→ **SHORT EXERCISE**
Repeat the material verbatim and drop the pictures.
start
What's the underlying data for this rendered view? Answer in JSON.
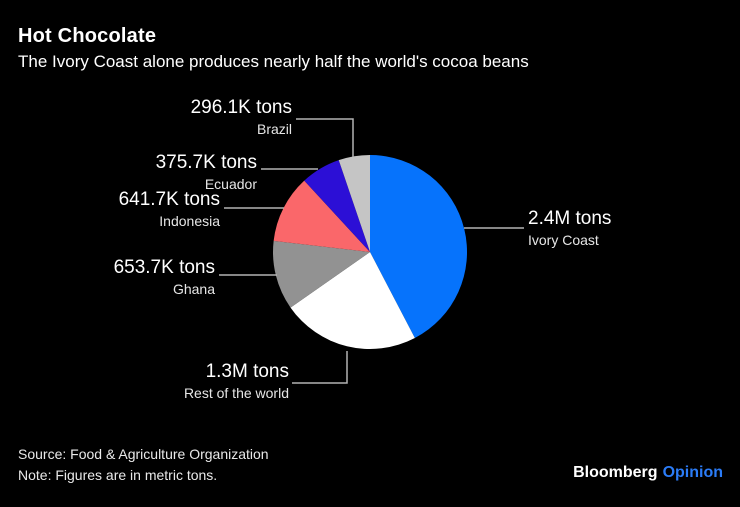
{
  "header": {
    "title": "Hot Chocolate",
    "subtitle": "The Ivory Coast alone produces nearly half the world's cocoa beans"
  },
  "chart_data": {
    "type": "pie",
    "title": "Hot Chocolate",
    "subtitle": "The Ivory Coast alone produces nearly half the world's cocoa beans",
    "unit": "metric tons",
    "label_style": "callout-with-leader-lines",
    "legend_position": "none",
    "start_angle_deg": 0,
    "direction": "clockwise",
    "slices": [
      {
        "label": "Ivory Coast",
        "value_display": "2.4M tons",
        "value_tons": 2400000,
        "percent": 42.3,
        "color": "#0673fc"
      },
      {
        "label": "Rest of the world",
        "value_display": "1.3M tons",
        "value_tons": 1300000,
        "percent": 22.9,
        "color": "#ffffff"
      },
      {
        "label": "Ghana",
        "value_display": "653.7K tons",
        "value_tons": 653700,
        "percent": 11.5,
        "color": "#929292"
      },
      {
        "label": "Indonesia",
        "value_display": "641.7K tons",
        "value_tons": 641700,
        "percent": 11.3,
        "color": "#fa676a"
      },
      {
        "label": "Ecuador",
        "value_display": "375.7K tons",
        "value_tons": 375700,
        "percent": 6.6,
        "color": "#2c0fd6"
      },
      {
        "label": "Brazil",
        "value_display": "296.1K tons",
        "value_tons": 296100,
        "percent": 5.2,
        "color": "#c5c5c5"
      }
    ]
  },
  "footer": {
    "source": "Source: Food & Agriculture Organization",
    "note": "Note: Figures are in metric tons.",
    "brand": "Bloomberg",
    "brand_suffix": "Opinion",
    "brand_suffix_color": "#2b7cf7"
  }
}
end
→ **RESPONSE BELOW**
What's the underlying data for this rendered view? Answer in JSON.
{
  "header": {
    "title": "Hot Chocolate",
    "subtitle": "The Ivory Coast alone produces nearly half the world's cocoa beans"
  },
  "chart_data": {
    "type": "pie",
    "title": "Hot Chocolate",
    "subtitle": "The Ivory Coast alone produces nearly half the world's cocoa beans",
    "unit": "metric tons",
    "label_style": "callout-with-leader-lines",
    "legend_position": "none",
    "start_angle_deg": 0,
    "direction": "clockwise",
    "slices": [
      {
        "label": "Ivory Coast",
        "value_display": "2.4M tons",
        "value_tons": 2400000,
        "percent": 42.3,
        "color": "#0673fc"
      },
      {
        "label": "Rest of the world",
        "value_display": "1.3M tons",
        "value_tons": 1300000,
        "percent": 22.9,
        "color": "#ffffff"
      },
      {
        "label": "Ghana",
        "value_display": "653.7K tons",
        "value_tons": 653700,
        "percent": 11.5,
        "color": "#929292"
      },
      {
        "label": "Indonesia",
        "value_display": "641.7K tons",
        "value_tons": 641700,
        "percent": 11.3,
        "color": "#fa676a"
      },
      {
        "label": "Ecuador",
        "value_display": "375.7K tons",
        "value_tons": 375700,
        "percent": 6.6,
        "color": "#2c0fd6"
      },
      {
        "label": "Brazil",
        "value_display": "296.1K tons",
        "value_tons": 296100,
        "percent": 5.2,
        "color": "#c5c5c5"
      }
    ]
  },
  "footer": {
    "source": "Source: Food & Agriculture Organization",
    "note": "Note: Figures are in metric tons.",
    "brand": "Bloomberg",
    "brand_suffix": "Opinion",
    "brand_suffix_color": "#2b7cf7"
  }
}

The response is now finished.